▶ [Exercise instructions]
- A) In the forum thread about graphics cards and crunching, which power supply does the poster's main rig use?
- B) Carry on the forum thread about graphics cards and crunching from its last post.
── Page extract
Tried to snag a bargain low offer on a GTX480 yesterday but the guy didn’t fall for it
Ho hum I’ll keep searching. I’ll be able to help you guys soon even if I give up on s/h and buy a new one! Hopefully once GTX670/680/690 availability improves and maybe AMD get a price drop other Nvidia cards may drop also.
Tossed the 301.24 beta on the gaming rig last night and allowed SETI GPU work units. I’ve got about 20 through validation and no errors. This is on the new 560Ti card I threw in the rig last month
Been messing about with lowering voltages with the idea of lowering temperatures and power consumption which seemed to result in a strange down-clocking problem with my GFX cards. :eek:
I have been using MSI Afterburner to OC, and also have GPU-Z and was using both to monitor clocks and temperatures. I found if you use both utilities together the cards would downclock after a short while.
Good work. As I found out when experimenting with overclocking the X6 1000T upping the voltage just a bit can use loads more electricity and lowering the voltage a bit can use loads less! I’ve varied my 1100T between 80watts at full load and 280 watts at full load depending on under/over volt and under/over clock. Currently run at stock volts and 0.5ghz overclock and pull 160 watts out of the wall.
Same be true for GFX cards!
For crunchers sometimes the extra few MHz by overclocking and overvolting the crap out of it simply is not worth almost doubling the power usage. Better off either sticking at stock volts and seeing how high you can clock, or sticking at stock clock and seeing how low you can volt.
Also worth looking at the PSU - if your building a cruncher for CPU and multiple GPU duties the extra cost of a 92% efficient PSU may actually end up paying for itself in electricity in a year and then saving you a good few beers a year in years 2-5.
My main rig has an OCZ StealthXStream2 600W, rated as 80 plus but is able to achieve 87% and has had rave reviews… Might upgrade to a bigger OCZ if I go for Dual 460’s.
────
── Dataset entries
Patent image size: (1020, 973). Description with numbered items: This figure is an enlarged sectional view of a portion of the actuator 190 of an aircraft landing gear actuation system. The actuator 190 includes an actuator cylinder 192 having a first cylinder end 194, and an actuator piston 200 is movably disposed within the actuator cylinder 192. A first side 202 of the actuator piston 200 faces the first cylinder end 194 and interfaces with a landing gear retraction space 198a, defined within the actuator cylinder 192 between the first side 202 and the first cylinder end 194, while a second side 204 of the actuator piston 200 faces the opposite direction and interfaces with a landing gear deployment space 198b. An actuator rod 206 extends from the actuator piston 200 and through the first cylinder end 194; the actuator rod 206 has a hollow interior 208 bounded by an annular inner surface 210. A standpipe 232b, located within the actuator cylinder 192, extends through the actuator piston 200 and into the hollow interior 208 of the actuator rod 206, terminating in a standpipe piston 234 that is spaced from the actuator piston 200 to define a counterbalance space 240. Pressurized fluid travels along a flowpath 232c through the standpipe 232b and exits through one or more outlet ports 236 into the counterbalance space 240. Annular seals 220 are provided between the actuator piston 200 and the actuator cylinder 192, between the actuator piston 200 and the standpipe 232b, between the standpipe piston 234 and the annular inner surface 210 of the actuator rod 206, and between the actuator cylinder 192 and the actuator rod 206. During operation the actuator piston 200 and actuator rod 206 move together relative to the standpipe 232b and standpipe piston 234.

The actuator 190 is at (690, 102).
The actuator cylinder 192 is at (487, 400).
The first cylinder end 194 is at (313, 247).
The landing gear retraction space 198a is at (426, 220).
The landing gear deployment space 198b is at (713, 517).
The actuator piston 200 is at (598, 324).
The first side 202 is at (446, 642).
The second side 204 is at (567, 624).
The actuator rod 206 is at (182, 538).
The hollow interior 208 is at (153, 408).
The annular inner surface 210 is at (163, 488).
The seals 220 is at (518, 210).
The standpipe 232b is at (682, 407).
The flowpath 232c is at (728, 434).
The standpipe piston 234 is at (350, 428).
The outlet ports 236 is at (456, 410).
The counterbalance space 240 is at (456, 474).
────
▶ [Expected responses]
- A) An OCZ StealthXStream2 600W, rated as 80 plus but able to achieve 87%.

- B)
Have tried lowering the volts on my 1055t (125W) but at 3.5GHz it seems happiest running at 1.42V whereas my 1090T needs 1.52V to run stable at 3.975GHz… and my 955BE happily sits at 4.01GHz on stock volts, but had it running at 3.8 under-volted.
Not had any more down-clocking issues today, luckily, so it looks as though my diagnosis about GPU-Z and afterburner was correct…
Just been running some tests with my gtX550Ti and the result of down-volting from 1.125V to 1.075 volts cuts down power consumption by about 10W whilst crunching a GPUGRID WU, and drops the temperature by about 5 degC.
Also did a test on my 1090Tand have found that by dropping it down to 3.75GHz from 3.975Ghz and the volts down to 1.45V from 1.525V cut power consumption down by about 60W… dropping down to 3.5GHz and 1.425 was about the same.
Think I’ll run my 1090T at 3.75Ghz now… seems a good compomise
Wow 1.525 is some serious voltage!!! That must have been pulling 200+ from the wall?
I ran mine for a bit at 4.4ghz at 1.525 and it burned the voltage regulators on the motherboard and a big chunk of PCB totally the wrong colour. Mental note cheap gigabyte motherboard does not like huge overclocks (though, it was stable, despite the smoke).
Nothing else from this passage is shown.